Gather all lines in the data that hold the string "Annual".

_ _ _

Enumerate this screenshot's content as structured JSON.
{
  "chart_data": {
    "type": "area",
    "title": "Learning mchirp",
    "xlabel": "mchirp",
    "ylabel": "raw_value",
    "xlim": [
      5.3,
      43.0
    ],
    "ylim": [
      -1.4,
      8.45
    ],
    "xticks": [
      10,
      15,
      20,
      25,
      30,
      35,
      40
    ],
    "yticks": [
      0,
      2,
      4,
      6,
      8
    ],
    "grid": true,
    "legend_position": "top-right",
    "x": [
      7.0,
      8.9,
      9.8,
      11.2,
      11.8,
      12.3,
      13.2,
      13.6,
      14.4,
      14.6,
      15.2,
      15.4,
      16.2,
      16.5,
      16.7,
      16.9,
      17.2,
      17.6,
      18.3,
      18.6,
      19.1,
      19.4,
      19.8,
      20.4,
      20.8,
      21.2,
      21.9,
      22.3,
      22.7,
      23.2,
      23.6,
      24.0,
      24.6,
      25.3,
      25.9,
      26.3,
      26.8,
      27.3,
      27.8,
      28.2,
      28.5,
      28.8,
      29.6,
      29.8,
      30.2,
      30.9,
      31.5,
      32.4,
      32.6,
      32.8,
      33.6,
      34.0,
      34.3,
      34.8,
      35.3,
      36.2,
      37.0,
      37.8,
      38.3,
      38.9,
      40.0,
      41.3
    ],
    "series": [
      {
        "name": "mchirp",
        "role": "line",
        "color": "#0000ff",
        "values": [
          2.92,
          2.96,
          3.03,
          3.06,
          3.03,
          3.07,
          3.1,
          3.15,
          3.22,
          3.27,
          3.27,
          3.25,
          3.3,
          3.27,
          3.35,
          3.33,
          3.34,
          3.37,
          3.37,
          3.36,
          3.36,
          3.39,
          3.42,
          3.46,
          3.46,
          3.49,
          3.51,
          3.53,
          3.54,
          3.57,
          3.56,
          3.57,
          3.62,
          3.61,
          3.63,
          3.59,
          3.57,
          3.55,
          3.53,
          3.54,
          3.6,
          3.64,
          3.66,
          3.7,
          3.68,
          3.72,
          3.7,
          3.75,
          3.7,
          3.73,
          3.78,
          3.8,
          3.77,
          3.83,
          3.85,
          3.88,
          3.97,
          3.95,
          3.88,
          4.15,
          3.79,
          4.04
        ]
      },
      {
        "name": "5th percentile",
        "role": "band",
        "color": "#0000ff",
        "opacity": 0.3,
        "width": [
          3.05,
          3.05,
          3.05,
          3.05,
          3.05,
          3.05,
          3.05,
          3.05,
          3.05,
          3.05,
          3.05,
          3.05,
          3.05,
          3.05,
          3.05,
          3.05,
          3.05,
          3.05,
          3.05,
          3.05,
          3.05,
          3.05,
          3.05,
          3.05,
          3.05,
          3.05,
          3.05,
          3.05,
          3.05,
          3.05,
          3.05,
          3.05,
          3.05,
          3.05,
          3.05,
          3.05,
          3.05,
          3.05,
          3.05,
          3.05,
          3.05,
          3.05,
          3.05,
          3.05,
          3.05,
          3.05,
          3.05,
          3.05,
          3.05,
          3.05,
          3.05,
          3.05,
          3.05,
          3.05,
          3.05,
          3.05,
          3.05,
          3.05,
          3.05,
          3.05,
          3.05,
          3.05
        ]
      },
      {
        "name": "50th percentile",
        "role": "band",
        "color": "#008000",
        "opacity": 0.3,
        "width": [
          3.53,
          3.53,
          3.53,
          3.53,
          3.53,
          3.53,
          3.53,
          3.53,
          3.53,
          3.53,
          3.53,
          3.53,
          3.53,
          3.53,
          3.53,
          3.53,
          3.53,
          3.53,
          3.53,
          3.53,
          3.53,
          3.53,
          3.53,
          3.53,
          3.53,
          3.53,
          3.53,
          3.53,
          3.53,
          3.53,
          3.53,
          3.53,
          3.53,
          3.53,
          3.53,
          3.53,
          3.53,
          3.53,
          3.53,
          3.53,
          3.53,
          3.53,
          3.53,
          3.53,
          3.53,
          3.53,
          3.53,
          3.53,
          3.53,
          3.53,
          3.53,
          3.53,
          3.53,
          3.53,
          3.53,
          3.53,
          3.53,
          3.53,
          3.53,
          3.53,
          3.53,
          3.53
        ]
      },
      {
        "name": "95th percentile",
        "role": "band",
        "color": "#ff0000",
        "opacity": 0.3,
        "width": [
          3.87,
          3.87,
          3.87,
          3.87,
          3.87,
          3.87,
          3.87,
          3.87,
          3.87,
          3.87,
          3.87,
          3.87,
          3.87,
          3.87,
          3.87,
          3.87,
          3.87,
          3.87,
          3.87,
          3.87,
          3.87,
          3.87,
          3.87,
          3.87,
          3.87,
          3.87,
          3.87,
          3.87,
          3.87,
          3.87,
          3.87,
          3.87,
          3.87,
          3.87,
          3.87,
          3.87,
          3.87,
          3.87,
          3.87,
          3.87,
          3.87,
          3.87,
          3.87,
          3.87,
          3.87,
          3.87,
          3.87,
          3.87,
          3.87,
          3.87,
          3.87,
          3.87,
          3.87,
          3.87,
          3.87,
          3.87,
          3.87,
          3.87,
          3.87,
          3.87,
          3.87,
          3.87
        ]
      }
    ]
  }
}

_ _ _

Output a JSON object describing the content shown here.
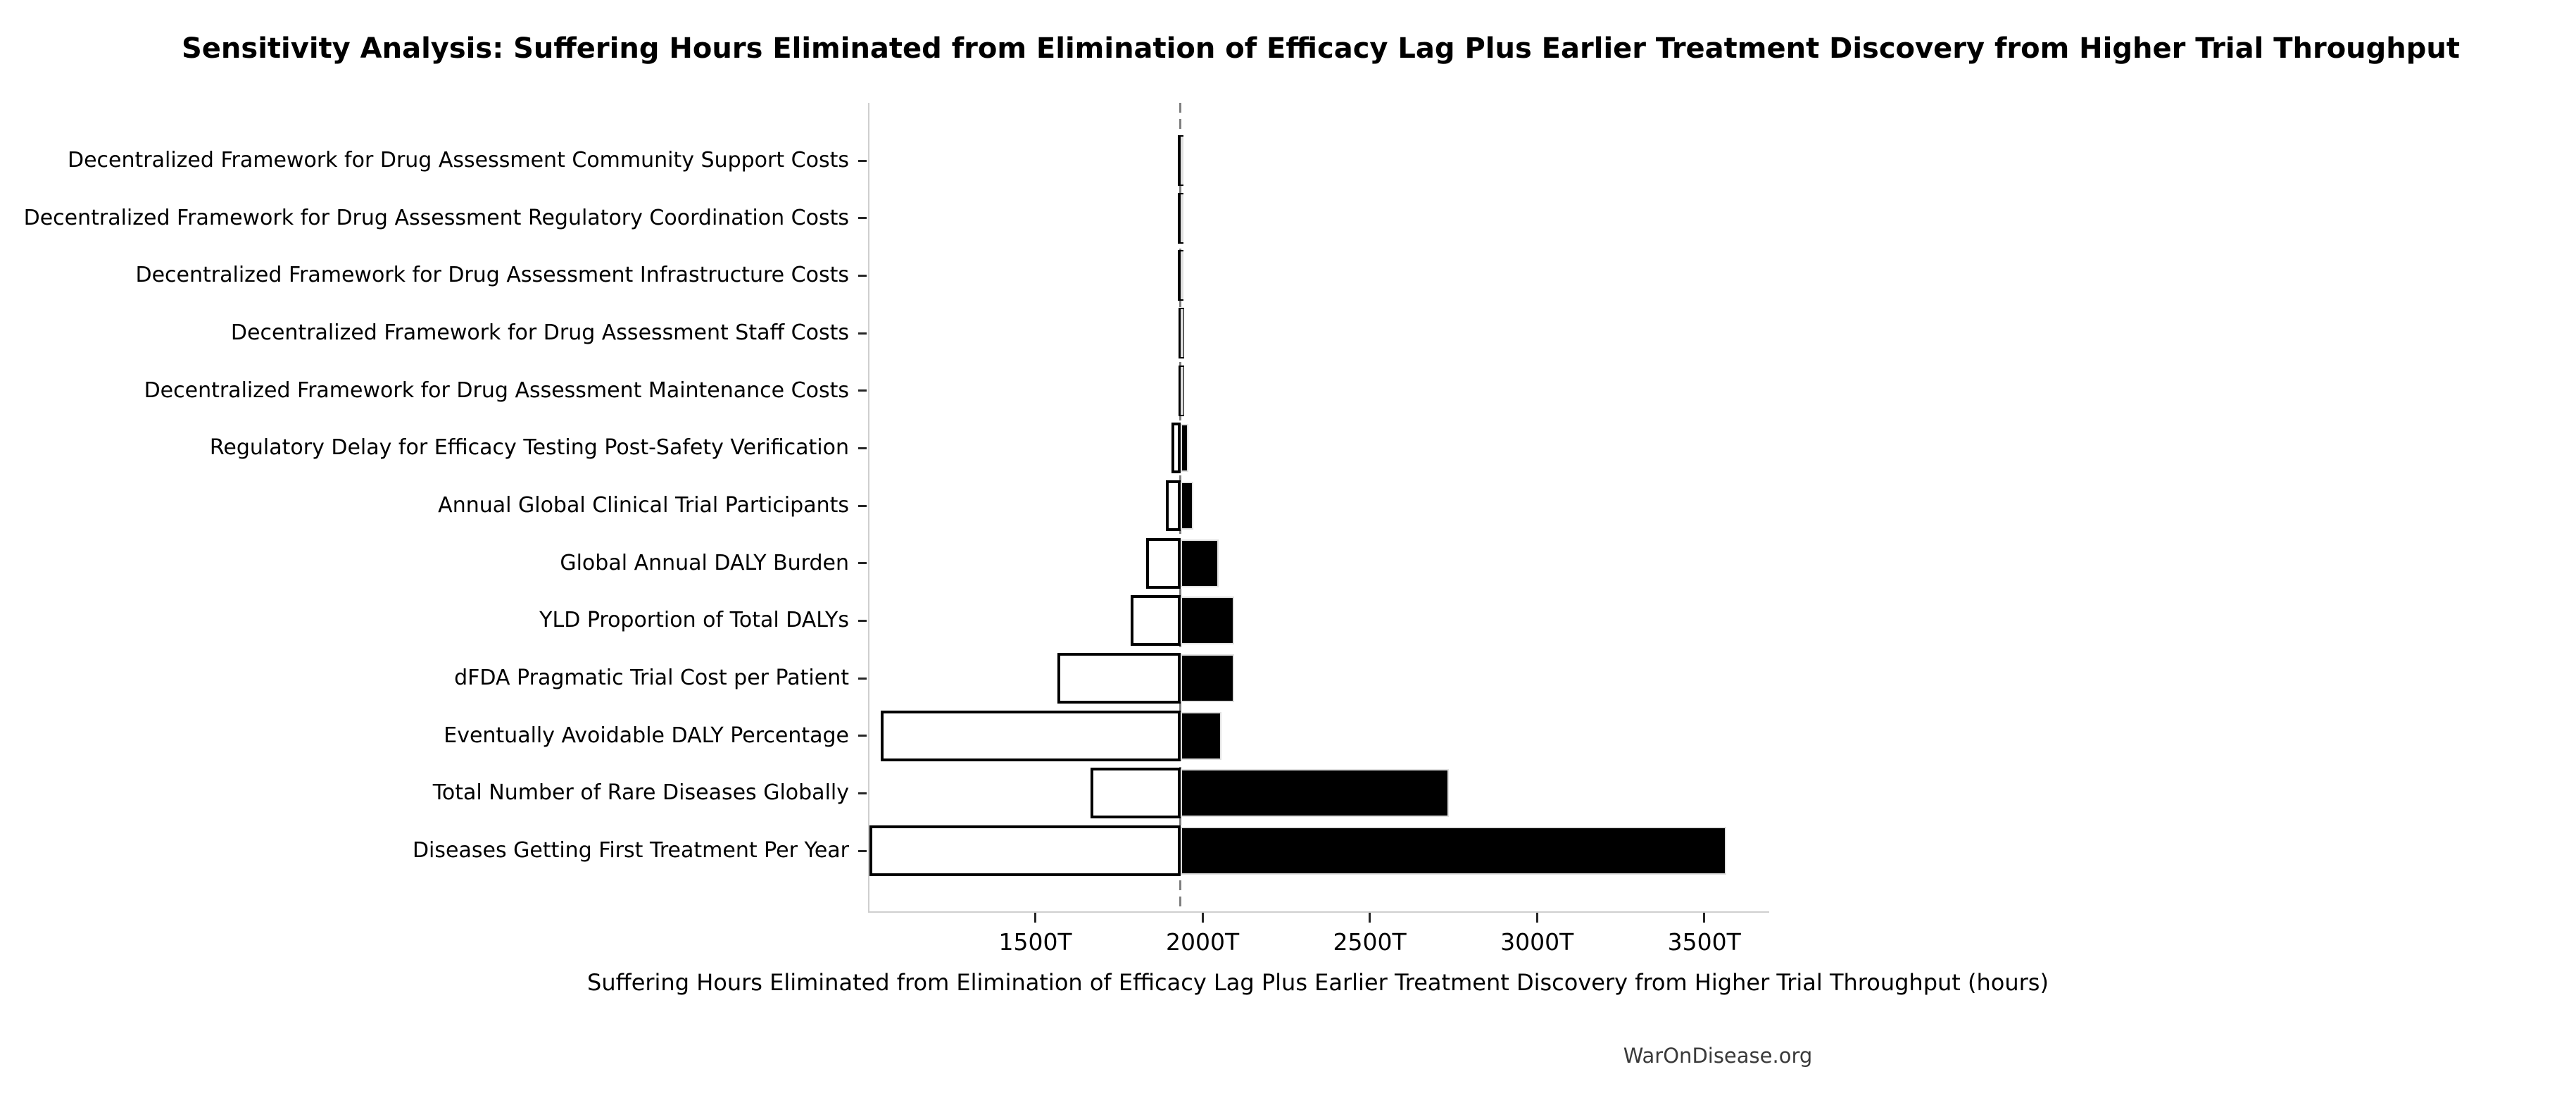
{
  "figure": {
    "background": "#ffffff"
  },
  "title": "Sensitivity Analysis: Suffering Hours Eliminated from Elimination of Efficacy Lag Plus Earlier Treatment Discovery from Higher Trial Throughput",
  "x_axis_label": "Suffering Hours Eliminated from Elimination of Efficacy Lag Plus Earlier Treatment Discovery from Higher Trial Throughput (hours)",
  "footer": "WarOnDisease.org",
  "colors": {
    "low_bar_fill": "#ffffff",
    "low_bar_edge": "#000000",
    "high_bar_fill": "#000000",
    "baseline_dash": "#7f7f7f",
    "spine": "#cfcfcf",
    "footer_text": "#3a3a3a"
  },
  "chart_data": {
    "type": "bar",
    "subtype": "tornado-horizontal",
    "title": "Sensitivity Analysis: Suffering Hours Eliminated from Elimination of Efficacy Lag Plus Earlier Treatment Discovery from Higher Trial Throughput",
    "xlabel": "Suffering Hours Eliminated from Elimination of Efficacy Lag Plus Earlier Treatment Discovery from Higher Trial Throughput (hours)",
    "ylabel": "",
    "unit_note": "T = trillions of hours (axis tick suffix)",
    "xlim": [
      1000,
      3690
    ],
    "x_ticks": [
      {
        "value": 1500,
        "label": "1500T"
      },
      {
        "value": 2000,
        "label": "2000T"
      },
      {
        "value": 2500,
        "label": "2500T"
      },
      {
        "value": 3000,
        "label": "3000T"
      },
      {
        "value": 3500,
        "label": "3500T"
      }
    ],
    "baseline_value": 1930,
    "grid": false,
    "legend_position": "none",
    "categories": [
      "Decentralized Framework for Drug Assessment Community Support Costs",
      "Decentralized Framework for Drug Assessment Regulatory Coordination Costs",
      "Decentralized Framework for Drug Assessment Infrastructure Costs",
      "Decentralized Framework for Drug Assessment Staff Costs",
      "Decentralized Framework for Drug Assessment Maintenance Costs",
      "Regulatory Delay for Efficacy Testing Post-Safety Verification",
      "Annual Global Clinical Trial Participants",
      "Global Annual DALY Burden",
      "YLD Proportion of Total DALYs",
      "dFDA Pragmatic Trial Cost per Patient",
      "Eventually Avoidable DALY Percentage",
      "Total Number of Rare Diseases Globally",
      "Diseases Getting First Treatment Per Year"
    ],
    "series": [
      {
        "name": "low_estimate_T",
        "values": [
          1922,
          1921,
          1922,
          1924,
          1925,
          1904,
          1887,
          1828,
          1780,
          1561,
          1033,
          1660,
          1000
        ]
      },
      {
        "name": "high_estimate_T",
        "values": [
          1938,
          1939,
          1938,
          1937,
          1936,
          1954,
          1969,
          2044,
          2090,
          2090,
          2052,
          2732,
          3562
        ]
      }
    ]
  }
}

_ _ _

* [Task answer]
      "Annual Global Clinical Trial Participants",
      "Global Annual DALY Burden",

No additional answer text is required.